- [STATED GOAL]
Reproduce all entries precisely, down to the last character.

Chart and figure data:
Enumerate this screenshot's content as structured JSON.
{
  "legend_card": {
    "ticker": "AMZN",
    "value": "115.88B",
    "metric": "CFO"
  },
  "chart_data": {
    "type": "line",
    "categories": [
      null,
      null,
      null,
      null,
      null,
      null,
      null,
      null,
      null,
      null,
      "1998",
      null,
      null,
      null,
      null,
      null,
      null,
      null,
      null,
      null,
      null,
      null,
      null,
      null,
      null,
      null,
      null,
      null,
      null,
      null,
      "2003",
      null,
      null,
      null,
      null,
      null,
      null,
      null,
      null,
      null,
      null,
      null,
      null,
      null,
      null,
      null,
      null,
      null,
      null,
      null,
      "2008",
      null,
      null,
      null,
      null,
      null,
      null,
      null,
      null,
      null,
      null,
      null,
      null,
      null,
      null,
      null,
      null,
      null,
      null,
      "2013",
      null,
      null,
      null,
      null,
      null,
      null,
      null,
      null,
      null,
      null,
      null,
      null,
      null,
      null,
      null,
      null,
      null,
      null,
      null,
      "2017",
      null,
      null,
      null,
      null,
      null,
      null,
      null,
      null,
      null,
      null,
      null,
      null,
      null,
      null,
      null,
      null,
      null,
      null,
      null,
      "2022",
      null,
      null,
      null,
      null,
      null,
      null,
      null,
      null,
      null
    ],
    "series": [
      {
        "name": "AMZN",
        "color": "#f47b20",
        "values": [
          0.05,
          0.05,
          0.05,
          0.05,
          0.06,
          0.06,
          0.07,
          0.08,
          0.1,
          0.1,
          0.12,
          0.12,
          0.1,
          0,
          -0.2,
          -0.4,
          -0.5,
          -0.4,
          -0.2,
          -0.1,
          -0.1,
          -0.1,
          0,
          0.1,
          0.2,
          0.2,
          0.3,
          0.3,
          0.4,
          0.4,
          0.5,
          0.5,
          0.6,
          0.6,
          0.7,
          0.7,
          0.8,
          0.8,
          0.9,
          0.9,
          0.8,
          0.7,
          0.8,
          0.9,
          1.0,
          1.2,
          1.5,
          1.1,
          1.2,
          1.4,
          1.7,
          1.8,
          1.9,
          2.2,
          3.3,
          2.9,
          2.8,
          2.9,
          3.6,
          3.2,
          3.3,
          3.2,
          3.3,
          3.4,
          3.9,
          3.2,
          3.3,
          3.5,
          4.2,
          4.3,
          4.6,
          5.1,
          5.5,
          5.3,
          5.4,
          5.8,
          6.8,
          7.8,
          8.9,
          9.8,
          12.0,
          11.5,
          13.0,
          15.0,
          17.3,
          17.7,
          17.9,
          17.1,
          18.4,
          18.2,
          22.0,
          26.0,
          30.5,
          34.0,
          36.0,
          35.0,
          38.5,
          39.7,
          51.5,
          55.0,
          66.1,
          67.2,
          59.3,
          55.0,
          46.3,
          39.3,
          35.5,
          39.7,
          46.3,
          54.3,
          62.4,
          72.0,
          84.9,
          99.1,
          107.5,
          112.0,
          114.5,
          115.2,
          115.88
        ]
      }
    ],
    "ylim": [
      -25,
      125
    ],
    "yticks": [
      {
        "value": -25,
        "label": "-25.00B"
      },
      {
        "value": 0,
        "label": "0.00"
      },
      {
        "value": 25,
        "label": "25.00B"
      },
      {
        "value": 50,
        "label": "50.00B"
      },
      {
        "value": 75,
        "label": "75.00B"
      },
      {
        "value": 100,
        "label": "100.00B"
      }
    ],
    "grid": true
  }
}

- [TASK RESULT]
Enumerate this screenshot's content as structured JSON.
{
  "legend_card": {
    "ticker": "AMZN",
    "value": "115.88B",
    "metric": "CFO"
  },
  "chart_data": {
    "type": "line",
    "categories": [
      null,
      null,
      null,
      null,
      null,
      null,
      null,
      null,
      null,
      null,
      "1998",
      null,
      null,
      null,
      null,
      null,
      null,
      null,
      null,
      null,
      null,
      null,
      null,
      null,
      null,
      null,
      null,
      null,
      null,
      null,
      "2003",
      null,
      null,
      null,
      null,
      null,
      null,
      null,
      null,
      null,
      null,
      null,
      null,
      null,
      null,
      null,
      null,
      null,
      null,
      null,
      "2008",
      null,
      null,
      null,
      null,
      null,
      null,
      null,
      null,
      null,
      null,
      null,
      null,
      null,
      null,
      null,
      null,
      null,
      null,
      "2013",
      null,
      null,
      null,
      null,
      null,
      null,
      null,
      null,
      null,
      null,
      null,
      null,
      null,
      null,
      null,
      null,
      null,
      null,
      null,
      "2017",
      null,
      null,
      null,
      null,
      null,
      null,
      null,
      null,
      null,
      null,
      null,
      null,
      null,
      null,
      null,
      null,
      null,
      null,
      null,
      "2022",
      null,
      null,
      null,
      null,
      null,
      null,
      null,
      null,
      null
    ],
    "series": [
      {
        "name": "AMZN",
        "color": "#f47b20",
        "values": [
          0.05,
          0.05,
          0.05,
          0.05,
          0.06,
          0.06,
          0.07,
          0.08,
          0.1,
          0.1,
          0.12,
          0.12,
          0.1,
          0,
          -0.2,
          -0.4,
          -0.5,
          -0.4,
          -0.2,
          -0.1,
          -0.1,
          -0.1,
          0,
          0.1,
          0.2,
          0.2,
          0.3,
          0.3,
          0.4,
          0.4,
          0.5,
          0.5,
          0.6,
          0.6,
          0.7,
          0.7,
          0.8,
          0.8,
          0.9,
          0.9,
          0.8,
          0.7,
          0.8,
          0.9,
          1.0,
          1.2,
          1.5,
          1.1,
          1.2,
          1.4,
          1.7,
          1.8,
          1.9,
          2.2,
          3.3,
          2.9,
          2.8,
          2.9,
          3.6,
          3.2,
          3.3,
          3.2,
          3.3,
          3.4,
          3.9,
          3.2,
          3.3,
          3.5,
          4.2,
          4.3,
          4.6,
          5.1,
          5.5,
          5.3,
          5.4,
          5.8,
          6.8,
          7.8,
          8.9,
          9.8,
          12.0,
          11.5,
          13.0,
          15.0,
          17.3,
          17.7,
          17.9,
          17.1,
          18.4,
          18.2,
          22.0,
          26.0,
          30.5,
          34.0,
          36.0,
          35.0,
          38.5,
          39.7,
          51.5,
          55.0,
          66.1,
          67.2,
          59.3,
          55.0,
          46.3,
          39.3,
          35.5,
          39.7,
          46.3,
          54.3,
          62.4,
          72.0,
          84.9,
          99.1,
          107.5,
          112.0,
          114.5,
          115.2,
          115.88
        ]
      }
    ],
    "ylim": [
      -25,
      125
    ],
    "yticks": [
      {
        "value": -25,
        "label": "-25.00B"
      },
      {
        "value": 0,
        "label": "0.00"
      },
      {
        "value": 25,
        "label": "25.00B"
      },
      {
        "value": 50,
        "label": "50.00B"
      },
      {
        "value": 75,
        "label": "75.00B"
      },
      {
        "value": 100,
        "label": "100.00B"
      }
    ],
    "grid": true
  }
}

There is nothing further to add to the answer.